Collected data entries
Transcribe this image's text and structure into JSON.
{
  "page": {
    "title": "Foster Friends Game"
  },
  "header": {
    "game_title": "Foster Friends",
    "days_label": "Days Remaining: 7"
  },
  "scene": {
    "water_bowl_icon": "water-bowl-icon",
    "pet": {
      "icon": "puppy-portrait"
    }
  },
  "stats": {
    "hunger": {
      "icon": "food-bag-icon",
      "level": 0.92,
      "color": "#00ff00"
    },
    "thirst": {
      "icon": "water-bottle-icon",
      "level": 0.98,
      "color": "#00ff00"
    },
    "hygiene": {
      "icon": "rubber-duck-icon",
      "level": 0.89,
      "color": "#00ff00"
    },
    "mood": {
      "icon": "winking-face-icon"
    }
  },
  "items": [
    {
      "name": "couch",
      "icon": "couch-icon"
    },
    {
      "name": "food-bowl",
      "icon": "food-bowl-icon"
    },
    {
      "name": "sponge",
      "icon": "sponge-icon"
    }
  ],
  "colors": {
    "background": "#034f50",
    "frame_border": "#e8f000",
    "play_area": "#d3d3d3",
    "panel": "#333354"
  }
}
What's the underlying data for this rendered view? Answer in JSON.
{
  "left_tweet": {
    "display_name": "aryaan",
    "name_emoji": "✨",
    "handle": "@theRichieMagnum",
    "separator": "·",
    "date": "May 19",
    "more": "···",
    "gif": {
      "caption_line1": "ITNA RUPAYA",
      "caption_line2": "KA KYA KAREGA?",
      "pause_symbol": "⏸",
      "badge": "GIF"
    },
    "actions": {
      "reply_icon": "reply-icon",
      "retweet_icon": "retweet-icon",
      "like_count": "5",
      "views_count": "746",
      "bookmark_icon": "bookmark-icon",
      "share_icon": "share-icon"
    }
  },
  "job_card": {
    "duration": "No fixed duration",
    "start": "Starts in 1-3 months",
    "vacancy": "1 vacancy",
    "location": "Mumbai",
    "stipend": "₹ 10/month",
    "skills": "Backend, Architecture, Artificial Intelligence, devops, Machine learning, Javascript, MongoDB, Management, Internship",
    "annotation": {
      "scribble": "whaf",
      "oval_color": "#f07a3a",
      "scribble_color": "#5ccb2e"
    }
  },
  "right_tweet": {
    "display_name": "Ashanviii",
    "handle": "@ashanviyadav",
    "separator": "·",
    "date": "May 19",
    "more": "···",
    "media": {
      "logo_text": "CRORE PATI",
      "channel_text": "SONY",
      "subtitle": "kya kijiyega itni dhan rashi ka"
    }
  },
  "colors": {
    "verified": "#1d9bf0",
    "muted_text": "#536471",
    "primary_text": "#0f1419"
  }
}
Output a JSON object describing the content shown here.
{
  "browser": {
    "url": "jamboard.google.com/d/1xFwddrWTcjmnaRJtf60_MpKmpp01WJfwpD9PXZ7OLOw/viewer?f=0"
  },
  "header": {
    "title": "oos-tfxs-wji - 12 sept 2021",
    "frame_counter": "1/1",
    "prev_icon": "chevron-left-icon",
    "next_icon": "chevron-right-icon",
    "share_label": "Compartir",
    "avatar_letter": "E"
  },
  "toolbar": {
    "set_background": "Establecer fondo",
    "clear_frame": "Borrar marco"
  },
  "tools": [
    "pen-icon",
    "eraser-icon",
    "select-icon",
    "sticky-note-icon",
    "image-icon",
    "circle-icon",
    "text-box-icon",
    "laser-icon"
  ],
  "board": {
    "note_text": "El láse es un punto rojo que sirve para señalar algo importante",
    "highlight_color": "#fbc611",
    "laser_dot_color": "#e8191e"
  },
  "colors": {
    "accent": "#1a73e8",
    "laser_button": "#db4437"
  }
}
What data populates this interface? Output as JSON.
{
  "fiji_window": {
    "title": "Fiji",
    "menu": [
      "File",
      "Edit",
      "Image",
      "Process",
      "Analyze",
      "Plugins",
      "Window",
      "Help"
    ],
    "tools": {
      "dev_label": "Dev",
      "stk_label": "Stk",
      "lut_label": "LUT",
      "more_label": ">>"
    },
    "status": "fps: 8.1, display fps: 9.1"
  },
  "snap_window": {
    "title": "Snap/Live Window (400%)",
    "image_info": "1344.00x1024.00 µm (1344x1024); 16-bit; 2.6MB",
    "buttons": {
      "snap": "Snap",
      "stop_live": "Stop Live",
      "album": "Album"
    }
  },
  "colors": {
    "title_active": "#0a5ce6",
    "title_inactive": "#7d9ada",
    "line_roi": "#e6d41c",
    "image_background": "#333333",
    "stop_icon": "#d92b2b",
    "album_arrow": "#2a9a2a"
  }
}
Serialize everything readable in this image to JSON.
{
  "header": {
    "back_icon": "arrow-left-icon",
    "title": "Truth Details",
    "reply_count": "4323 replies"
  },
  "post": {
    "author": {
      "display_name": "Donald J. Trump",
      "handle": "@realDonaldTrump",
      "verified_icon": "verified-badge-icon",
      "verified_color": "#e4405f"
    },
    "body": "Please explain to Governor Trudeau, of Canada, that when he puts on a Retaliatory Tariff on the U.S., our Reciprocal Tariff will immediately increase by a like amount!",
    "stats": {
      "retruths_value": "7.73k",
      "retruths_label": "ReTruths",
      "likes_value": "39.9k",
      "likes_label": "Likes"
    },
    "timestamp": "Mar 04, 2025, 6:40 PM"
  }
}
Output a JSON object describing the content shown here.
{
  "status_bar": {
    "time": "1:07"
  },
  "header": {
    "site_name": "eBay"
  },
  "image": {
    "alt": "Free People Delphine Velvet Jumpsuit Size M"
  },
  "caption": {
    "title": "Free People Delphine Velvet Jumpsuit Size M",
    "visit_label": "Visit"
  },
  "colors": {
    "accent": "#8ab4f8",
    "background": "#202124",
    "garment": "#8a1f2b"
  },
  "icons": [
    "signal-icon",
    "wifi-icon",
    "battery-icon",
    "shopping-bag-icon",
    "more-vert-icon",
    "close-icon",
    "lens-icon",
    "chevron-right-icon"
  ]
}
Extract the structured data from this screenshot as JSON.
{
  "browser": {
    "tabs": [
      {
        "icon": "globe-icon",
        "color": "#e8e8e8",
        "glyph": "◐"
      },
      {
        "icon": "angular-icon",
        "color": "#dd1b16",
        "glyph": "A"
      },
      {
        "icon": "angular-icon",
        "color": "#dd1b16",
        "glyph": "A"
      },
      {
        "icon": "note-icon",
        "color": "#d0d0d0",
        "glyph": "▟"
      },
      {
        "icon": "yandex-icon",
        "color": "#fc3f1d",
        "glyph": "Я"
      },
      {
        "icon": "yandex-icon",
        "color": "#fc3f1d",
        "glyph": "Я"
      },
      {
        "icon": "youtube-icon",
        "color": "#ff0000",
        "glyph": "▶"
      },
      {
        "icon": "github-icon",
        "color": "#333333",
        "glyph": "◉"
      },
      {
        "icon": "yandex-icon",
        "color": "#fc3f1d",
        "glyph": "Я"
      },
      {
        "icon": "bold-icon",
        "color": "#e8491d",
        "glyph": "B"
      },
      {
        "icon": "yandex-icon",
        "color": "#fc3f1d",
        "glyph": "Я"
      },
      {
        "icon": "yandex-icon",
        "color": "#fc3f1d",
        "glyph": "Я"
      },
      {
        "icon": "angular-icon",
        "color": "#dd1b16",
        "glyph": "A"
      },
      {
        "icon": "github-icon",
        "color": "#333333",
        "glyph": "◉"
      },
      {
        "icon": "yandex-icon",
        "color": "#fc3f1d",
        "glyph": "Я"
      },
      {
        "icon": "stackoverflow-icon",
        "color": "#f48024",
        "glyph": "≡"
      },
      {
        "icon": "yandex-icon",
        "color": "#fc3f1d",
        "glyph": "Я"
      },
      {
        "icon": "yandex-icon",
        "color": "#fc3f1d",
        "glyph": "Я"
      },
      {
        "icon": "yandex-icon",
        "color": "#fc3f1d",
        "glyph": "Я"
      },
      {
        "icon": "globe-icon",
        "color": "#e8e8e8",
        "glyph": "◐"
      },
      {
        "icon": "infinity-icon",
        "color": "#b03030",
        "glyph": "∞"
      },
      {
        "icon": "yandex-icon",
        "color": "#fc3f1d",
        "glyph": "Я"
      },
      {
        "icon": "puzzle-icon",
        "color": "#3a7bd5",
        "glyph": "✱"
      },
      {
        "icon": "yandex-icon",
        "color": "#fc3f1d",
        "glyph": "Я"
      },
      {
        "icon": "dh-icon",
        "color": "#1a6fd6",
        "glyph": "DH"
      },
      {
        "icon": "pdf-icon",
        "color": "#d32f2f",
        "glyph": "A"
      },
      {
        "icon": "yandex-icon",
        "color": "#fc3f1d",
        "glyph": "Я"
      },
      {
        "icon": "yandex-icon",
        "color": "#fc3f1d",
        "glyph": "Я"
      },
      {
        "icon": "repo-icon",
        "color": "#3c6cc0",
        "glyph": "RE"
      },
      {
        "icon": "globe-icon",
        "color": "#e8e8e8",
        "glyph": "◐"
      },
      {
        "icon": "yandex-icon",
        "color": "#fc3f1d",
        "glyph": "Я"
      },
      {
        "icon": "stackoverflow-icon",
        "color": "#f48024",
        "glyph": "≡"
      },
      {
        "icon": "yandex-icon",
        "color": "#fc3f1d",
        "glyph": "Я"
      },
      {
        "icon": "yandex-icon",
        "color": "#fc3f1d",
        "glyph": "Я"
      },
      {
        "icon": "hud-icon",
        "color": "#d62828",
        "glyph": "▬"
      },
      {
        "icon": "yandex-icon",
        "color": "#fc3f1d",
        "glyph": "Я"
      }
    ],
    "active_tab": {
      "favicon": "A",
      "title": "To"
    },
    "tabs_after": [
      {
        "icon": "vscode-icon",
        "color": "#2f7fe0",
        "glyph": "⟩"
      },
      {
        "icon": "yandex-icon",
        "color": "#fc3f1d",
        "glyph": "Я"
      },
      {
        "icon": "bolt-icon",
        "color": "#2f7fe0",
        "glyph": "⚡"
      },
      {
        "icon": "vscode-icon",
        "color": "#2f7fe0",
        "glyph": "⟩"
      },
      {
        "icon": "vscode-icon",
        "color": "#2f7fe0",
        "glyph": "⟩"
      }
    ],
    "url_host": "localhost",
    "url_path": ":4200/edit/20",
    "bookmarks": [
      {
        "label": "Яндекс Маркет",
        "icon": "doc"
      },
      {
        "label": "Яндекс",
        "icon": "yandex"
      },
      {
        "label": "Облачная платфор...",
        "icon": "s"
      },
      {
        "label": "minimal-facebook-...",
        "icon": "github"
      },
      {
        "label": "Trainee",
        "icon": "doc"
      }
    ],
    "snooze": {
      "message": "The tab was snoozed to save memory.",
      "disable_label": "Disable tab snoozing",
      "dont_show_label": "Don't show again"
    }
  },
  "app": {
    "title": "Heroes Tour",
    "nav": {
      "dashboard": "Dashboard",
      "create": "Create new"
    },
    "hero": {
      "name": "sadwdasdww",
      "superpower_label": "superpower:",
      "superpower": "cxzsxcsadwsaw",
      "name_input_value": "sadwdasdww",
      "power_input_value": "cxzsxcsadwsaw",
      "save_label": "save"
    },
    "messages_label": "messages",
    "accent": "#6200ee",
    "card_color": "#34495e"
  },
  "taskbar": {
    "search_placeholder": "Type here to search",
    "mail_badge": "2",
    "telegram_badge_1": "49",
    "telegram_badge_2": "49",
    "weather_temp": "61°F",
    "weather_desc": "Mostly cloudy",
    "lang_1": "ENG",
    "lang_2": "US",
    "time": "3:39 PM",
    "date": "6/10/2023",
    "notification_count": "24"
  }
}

GOAL — Look through the entries above and list every line containing "Friends".

FINAL ANSWER —
    "title": "Foster Friends Game"
    "game_title": "Foster Friends",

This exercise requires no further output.